**WRITTEN TASK:** Output every entry exactly as written, skipping any pictures.

— Begin DATA LISTING —

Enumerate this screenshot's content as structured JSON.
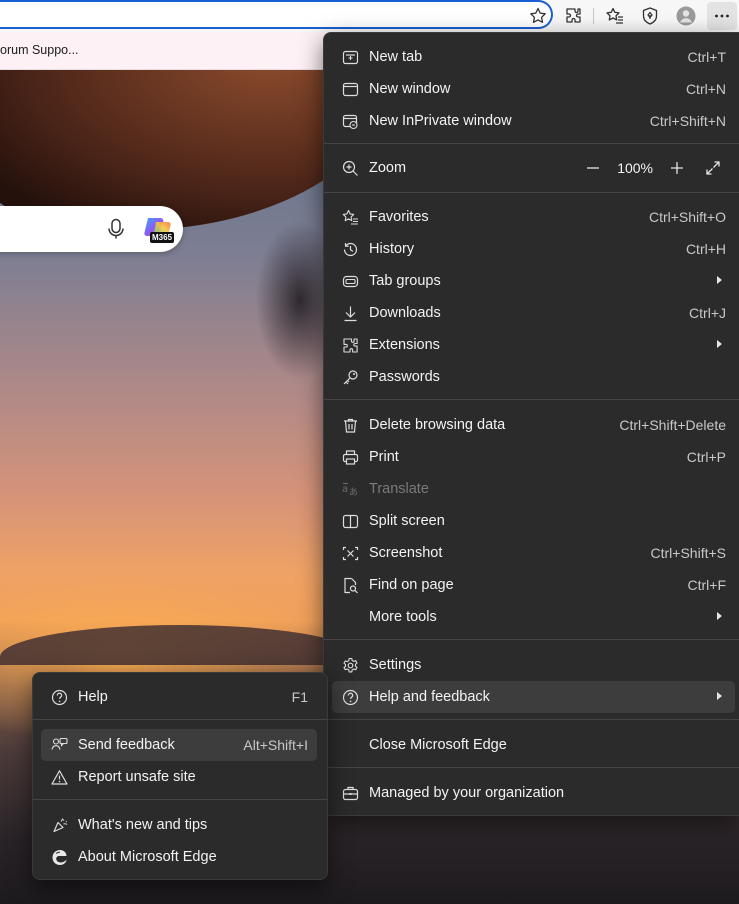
{
  "toolbar": {
    "icons": [
      "star-icon",
      "extensions-icon",
      "favorites-icon",
      "browser-essentials-icon",
      "profile-avatar",
      "more-icon"
    ]
  },
  "favorites_bar": {
    "items": [
      "orum Suppo..."
    ]
  },
  "search_box": {
    "icons": [
      "microphone-icon",
      "copilot-m365-icon"
    ],
    "badge": "M365"
  },
  "menu": {
    "items": [
      {
        "label": "New tab",
        "shortcut": "Ctrl+T",
        "icon": "new-tab-icon"
      },
      {
        "label": "New window",
        "shortcut": "Ctrl+N",
        "icon": "new-window-icon"
      },
      {
        "label": "New InPrivate window",
        "shortcut": "Ctrl+Shift+N",
        "icon": "inprivate-icon"
      },
      {
        "label": "Zoom",
        "icon": "zoom-icon"
      },
      {
        "label": "Favorites",
        "shortcut": "Ctrl+Shift+O",
        "icon": "favorites-icon"
      },
      {
        "label": "History",
        "shortcut": "Ctrl+H",
        "icon": "history-icon"
      },
      {
        "label": "Tab groups",
        "icon": "tab-groups-icon"
      },
      {
        "label": "Downloads",
        "shortcut": "Ctrl+J",
        "icon": "download-icon"
      },
      {
        "label": "Extensions",
        "icon": "extensions-icon"
      },
      {
        "label": "Passwords",
        "icon": "key-icon"
      },
      {
        "label": "Delete browsing data",
        "shortcut": "Ctrl+Shift+Delete",
        "icon": "trash-icon"
      },
      {
        "label": "Print",
        "shortcut": "Ctrl+P",
        "icon": "printer-icon"
      },
      {
        "label": "Translate",
        "icon": "translate-icon"
      },
      {
        "label": "Split screen",
        "icon": "split-screen-icon"
      },
      {
        "label": "Screenshot",
        "shortcut": "Ctrl+Shift+S",
        "icon": "screenshot-icon"
      },
      {
        "label": "Find on page",
        "shortcut": "Ctrl+F",
        "icon": "find-icon"
      },
      {
        "label": "More tools"
      },
      {
        "label": "Settings",
        "icon": "gear-icon"
      },
      {
        "label": "Help and feedback",
        "icon": "help-icon"
      },
      {
        "label": "Close Microsoft Edge"
      },
      {
        "label": "Managed by your organization",
        "icon": "briefcase-icon"
      }
    ],
    "zoom": {
      "value": "100%"
    }
  },
  "submenu": {
    "items": [
      {
        "label": "Help",
        "shortcut": "F1",
        "icon": "help-icon"
      },
      {
        "label": "Send feedback",
        "shortcut": "Alt+Shift+I",
        "icon": "feedback-icon"
      },
      {
        "label": "Report unsafe site",
        "icon": "warning-icon"
      },
      {
        "label": "What's new and tips",
        "icon": "sparkle-icon"
      },
      {
        "label": "About Microsoft Edge",
        "icon": "edge-logo-icon"
      }
    ]
  }
}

— End DATA LISTING —

**TASK OUTPUT:**
Enumerate this screenshot's content as structured JSON.
{
  "toolbar": {
    "icons": [
      "star-icon",
      "extensions-icon",
      "favorites-icon",
      "browser-essentials-icon",
      "profile-avatar",
      "more-icon"
    ]
  },
  "favorites_bar": {
    "items": [
      "orum Suppo..."
    ]
  },
  "search_box": {
    "icons": [
      "microphone-icon",
      "copilot-m365-icon"
    ],
    "badge": "M365"
  },
  "menu": {
    "items": [
      {
        "label": "New tab",
        "shortcut": "Ctrl+T",
        "icon": "new-tab-icon"
      },
      {
        "label": "New window",
        "shortcut": "Ctrl+N",
        "icon": "new-window-icon"
      },
      {
        "label": "New InPrivate window",
        "shortcut": "Ctrl+Shift+N",
        "icon": "inprivate-icon"
      },
      {
        "label": "Zoom",
        "icon": "zoom-icon"
      },
      {
        "label": "Favorites",
        "shortcut": "Ctrl+Shift+O",
        "icon": "favorites-icon"
      },
      {
        "label": "History",
        "shortcut": "Ctrl+H",
        "icon": "history-icon"
      },
      {
        "label": "Tab groups",
        "icon": "tab-groups-icon"
      },
      {
        "label": "Downloads",
        "shortcut": "Ctrl+J",
        "icon": "download-icon"
      },
      {
        "label": "Extensions",
        "icon": "extensions-icon"
      },
      {
        "label": "Passwords",
        "icon": "key-icon"
      },
      {
        "label": "Delete browsing data",
        "shortcut": "Ctrl+Shift+Delete",
        "icon": "trash-icon"
      },
      {
        "label": "Print",
        "shortcut": "Ctrl+P",
        "icon": "printer-icon"
      },
      {
        "label": "Translate",
        "icon": "translate-icon"
      },
      {
        "label": "Split screen",
        "icon": "split-screen-icon"
      },
      {
        "label": "Screenshot",
        "shortcut": "Ctrl+Shift+S",
        "icon": "screenshot-icon"
      },
      {
        "label": "Find on page",
        "shortcut": "Ctrl+F",
        "icon": "find-icon"
      },
      {
        "label": "More tools"
      },
      {
        "label": "Settings",
        "icon": "gear-icon"
      },
      {
        "label": "Help and feedback",
        "icon": "help-icon"
      },
      {
        "label": "Close Microsoft Edge"
      },
      {
        "label": "Managed by your organization",
        "icon": "briefcase-icon"
      }
    ],
    "zoom": {
      "value": "100%"
    }
  },
  "submenu": {
    "items": [
      {
        "label": "Help",
        "shortcut": "F1",
        "icon": "help-icon"
      },
      {
        "label": "Send feedback",
        "shortcut": "Alt+Shift+I",
        "icon": "feedback-icon"
      },
      {
        "label": "Report unsafe site",
        "icon": "warning-icon"
      },
      {
        "label": "What's new and tips",
        "icon": "sparkle-icon"
      },
      {
        "label": "About Microsoft Edge",
        "icon": "edge-logo-icon"
      }
    ]
  }
}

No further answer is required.